Objective |
Give the number of lines in the data that contain "name", and nothing more.

Dataset listings of figures:
---+---

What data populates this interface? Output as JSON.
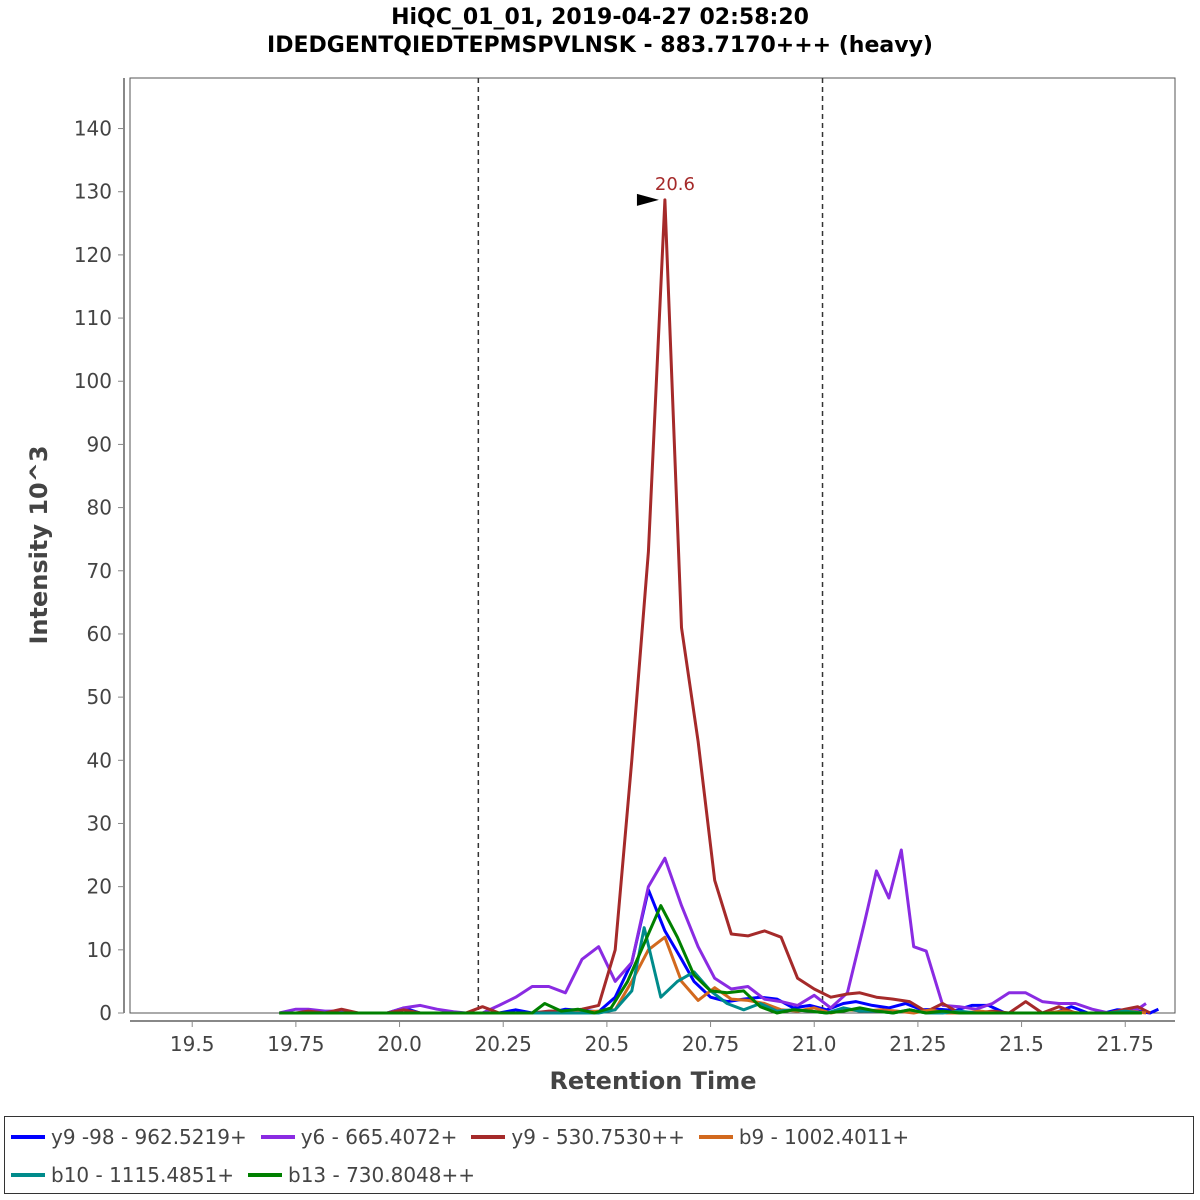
{
  "chart_data": {
    "type": "line",
    "title": "HiQC_01_01, 2019-04-27 02:58:20",
    "subtitle": "IDEDGENTQIEDTEPMSPVLNSK - 883.7170+++ (heavy)",
    "xlabel": "Retention Time",
    "ylabel": "Intensity 10^3",
    "xlim": [
      19.35,
      21.87
    ],
    "ylim": [
      0,
      148
    ],
    "x_ticks": [
      19.5,
      19.75,
      20.0,
      20.25,
      20.5,
      20.75,
      21.0,
      21.25,
      21.5,
      21.75
    ],
    "x_tick_labels": [
      "19.5",
      "19.75",
      "20.0",
      "20.25",
      "20.5",
      "20.75",
      "21.0",
      "21.25",
      "21.5",
      "21.75"
    ],
    "y_ticks": [
      0,
      10,
      20,
      30,
      40,
      50,
      60,
      70,
      80,
      90,
      100,
      110,
      120,
      130,
      140
    ],
    "y_tick_labels": [
      "0",
      "10",
      "20",
      "30",
      "40",
      "50",
      "60",
      "70",
      "80",
      "90",
      "100",
      "110",
      "120",
      "130",
      "140"
    ],
    "integration_boundaries": [
      20.19,
      21.02
    ],
    "peak_annotation": {
      "label": "20.6",
      "x": 20.64,
      "y": 128.7,
      "color": "#a52a2a"
    },
    "series": [
      {
        "name": "y9 -98 - 962.5219+",
        "color": "#0000ff",
        "x": [
          19.71,
          19.74,
          19.78,
          19.82,
          19.86,
          19.89,
          19.93,
          19.97,
          20.01,
          20.05,
          20.09,
          20.12,
          20.16,
          20.2,
          20.24,
          20.28,
          20.32,
          20.36,
          20.4,
          20.44,
          20.48,
          20.52,
          20.56,
          20.6,
          20.64,
          20.68,
          20.71,
          20.75,
          20.79,
          20.83,
          20.87,
          20.91,
          20.95,
          20.99,
          21.03,
          21.07,
          21.1,
          21.14,
          21.18,
          21.22,
          21.26,
          21.3,
          21.34,
          21.38,
          21.42,
          21.46,
          21.5,
          21.54,
          21.58,
          21.62,
          21.66,
          21.7,
          21.73,
          21.77,
          21.81,
          21.83
        ],
        "y": [
          0,
          0,
          0,
          0,
          0,
          0,
          0,
          0,
          0.8,
          0,
          0,
          0,
          0,
          0,
          0,
          0.5,
          0,
          0,
          0.6,
          0.4,
          0.2,
          2.5,
          8,
          19.5,
          13,
          8.5,
          5,
          2.5,
          1.8,
          2.2,
          2.5,
          2.2,
          0.8,
          1.2,
          0.5,
          1.5,
          1.8,
          1.2,
          0.8,
          1.5,
          0.5,
          0.6,
          0.4,
          1.2,
          1.2,
          0,
          0,
          0,
          0,
          1,
          0,
          0,
          0.5,
          0.4,
          0,
          0.6
        ]
      },
      {
        "name": "y6 - 665.4072+",
        "color": "#8a2be2",
        "x": [
          19.71,
          19.75,
          19.78,
          19.82,
          19.86,
          19.9,
          19.93,
          19.97,
          20.01,
          20.05,
          20.09,
          20.13,
          20.16,
          20.2,
          20.24,
          20.28,
          20.32,
          20.36,
          20.4,
          20.44,
          20.48,
          20.52,
          20.56,
          20.6,
          20.64,
          20.68,
          20.72,
          20.76,
          20.8,
          20.84,
          20.88,
          20.92,
          20.96,
          21.0,
          21.04,
          21.08,
          21.12,
          21.15,
          21.18,
          21.21,
          21.24,
          21.27,
          21.31,
          21.35,
          21.39,
          21.43,
          21.47,
          21.51,
          21.55,
          21.59,
          21.63,
          21.67,
          21.71,
          21.75,
          21.78,
          21.8
        ],
        "y": [
          0,
          0.6,
          0.6,
          0.3,
          0.3,
          0,
          0,
          0,
          0.8,
          1.2,
          0.6,
          0.2,
          0,
          0,
          1.2,
          2.5,
          4.2,
          4.2,
          3.2,
          8.5,
          10.5,
          5,
          8,
          20,
          24.5,
          17,
          10.5,
          5.5,
          3.8,
          4.2,
          2.2,
          1.8,
          1.2,
          2.8,
          0.8,
          3.2,
          14,
          22.5,
          18.2,
          25.8,
          10.5,
          9.8,
          1.2,
          1,
          0.6,
          1.5,
          3.2,
          3.2,
          1.8,
          1.5,
          1.5,
          0.6,
          0,
          0,
          0.6,
          1.5
        ]
      },
      {
        "name": "y9 - 530.7530++",
        "color": "#a52a2a",
        "x": [
          19.71,
          19.75,
          19.78,
          19.82,
          19.86,
          19.9,
          19.93,
          19.97,
          20.01,
          20.05,
          20.09,
          20.13,
          20.16,
          20.2,
          20.24,
          20.28,
          20.32,
          20.36,
          20.4,
          20.44,
          20.48,
          20.52,
          20.56,
          20.6,
          20.64,
          20.68,
          20.72,
          20.76,
          20.8,
          20.84,
          20.88,
          20.92,
          20.96,
          21.0,
          21.04,
          21.08,
          21.11,
          21.15,
          21.19,
          21.23,
          21.27,
          21.31,
          21.35,
          21.39,
          21.43,
          21.47,
          21.51,
          21.55,
          21.59,
          21.63,
          21.67,
          21.71,
          21.75,
          21.78,
          21.81
        ],
        "y": [
          0,
          0,
          0.3,
          0,
          0.6,
          0,
          0,
          0,
          0.5,
          0,
          0,
          0,
          0,
          1,
          0,
          0,
          0,
          0.3,
          0.3,
          0.6,
          1.2,
          10,
          40,
          73,
          128.7,
          61,
          43,
          21,
          12.5,
          12.2,
          13,
          12,
          5.5,
          3.8,
          2.5,
          3,
          3.2,
          2.5,
          2.2,
          1.8,
          0.2,
          1.5,
          0,
          0,
          0.3,
          0,
          1.8,
          0,
          1,
          0,
          0,
          0,
          0.6,
          1,
          0
        ]
      },
      {
        "name": "b9 - 1002.4011+",
        "color": "#d2691e",
        "x": [
          19.71,
          19.78,
          19.86,
          19.93,
          20.01,
          20.09,
          20.16,
          20.24,
          20.32,
          20.4,
          20.48,
          20.52,
          20.56,
          20.6,
          20.64,
          20.68,
          20.72,
          20.76,
          20.8,
          20.84,
          20.88,
          20.92,
          20.96,
          21.0,
          21.04,
          21.08,
          21.12,
          21.16,
          21.2,
          21.24,
          21.28,
          21.32,
          21.36,
          21.4,
          21.44,
          21.48,
          21.52,
          21.56,
          21.6,
          21.64,
          21.68,
          21.72,
          21.76,
          21.8
        ],
        "y": [
          0,
          0,
          0,
          0,
          0,
          0,
          0,
          0,
          0,
          0,
          0.3,
          0.5,
          5,
          10,
          12,
          5,
          2,
          4,
          2.2,
          2,
          1.5,
          0.5,
          0.3,
          0.8,
          0,
          0.5,
          0.3,
          0.5,
          0.3,
          0,
          0.5,
          0,
          0,
          0.3,
          0,
          0,
          0,
          0,
          0.3,
          0,
          0,
          0,
          0.3,
          0
        ]
      },
      {
        "name": "b10 - 1115.4851+",
        "color": "#008b8b",
        "x": [
          19.71,
          19.78,
          19.86,
          19.93,
          20.01,
          20.09,
          20.16,
          20.24,
          20.32,
          20.4,
          20.48,
          20.52,
          20.56,
          20.59,
          20.63,
          20.67,
          20.71,
          20.75,
          20.79,
          20.83,
          20.87,
          20.91,
          20.95,
          20.99,
          21.03,
          21.07,
          21.11,
          21.15,
          21.19,
          21.23,
          21.27,
          21.31,
          21.35,
          21.39,
          21.43,
          21.47,
          21.51,
          21.55,
          21.59,
          21.63,
          21.67,
          21.71,
          21.75,
          21.79
        ],
        "y": [
          0,
          0,
          0,
          0,
          0,
          0,
          0,
          0,
          0,
          0,
          0,
          0.5,
          3.5,
          13.5,
          2.5,
          5,
          6.5,
          3.5,
          1.5,
          0.5,
          1.5,
          0.3,
          0.5,
          0.3,
          0,
          0.8,
          0.3,
          0.3,
          0,
          0.5,
          0,
          0,
          0.3,
          0,
          0,
          0,
          0,
          0,
          0,
          0,
          0,
          0,
          0.3,
          0
        ]
      },
      {
        "name": "b13 - 730.8048++",
        "color": "#008000",
        "x": [
          19.71,
          19.78,
          19.86,
          19.93,
          20.01,
          20.09,
          20.16,
          20.24,
          20.32,
          20.35,
          20.39,
          20.43,
          20.47,
          20.51,
          20.55,
          20.59,
          20.63,
          20.67,
          20.71,
          20.75,
          20.79,
          20.83,
          20.87,
          20.91,
          20.95,
          20.99,
          21.03,
          21.07,
          21.11,
          21.15,
          21.19,
          21.23,
          21.27,
          21.31,
          21.35,
          21.39,
          21.43,
          21.47,
          21.51,
          21.55,
          21.59,
          21.63,
          21.67,
          21.71,
          21.75,
          21.79
        ],
        "y": [
          0,
          0,
          0,
          0,
          0,
          0,
          0,
          0,
          0,
          1.5,
          0.3,
          0.6,
          0,
          0.8,
          5,
          11,
          17,
          12,
          6,
          3.5,
          3.2,
          3.5,
          1,
          0,
          0.5,
          0.3,
          0,
          0.3,
          0.8,
          0.3,
          0,
          0.5,
          0,
          0.3,
          0,
          0,
          0,
          0,
          0,
          0,
          0,
          0,
          0,
          0,
          0,
          0
        ]
      }
    ]
  }
}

---+---

Finished task |
6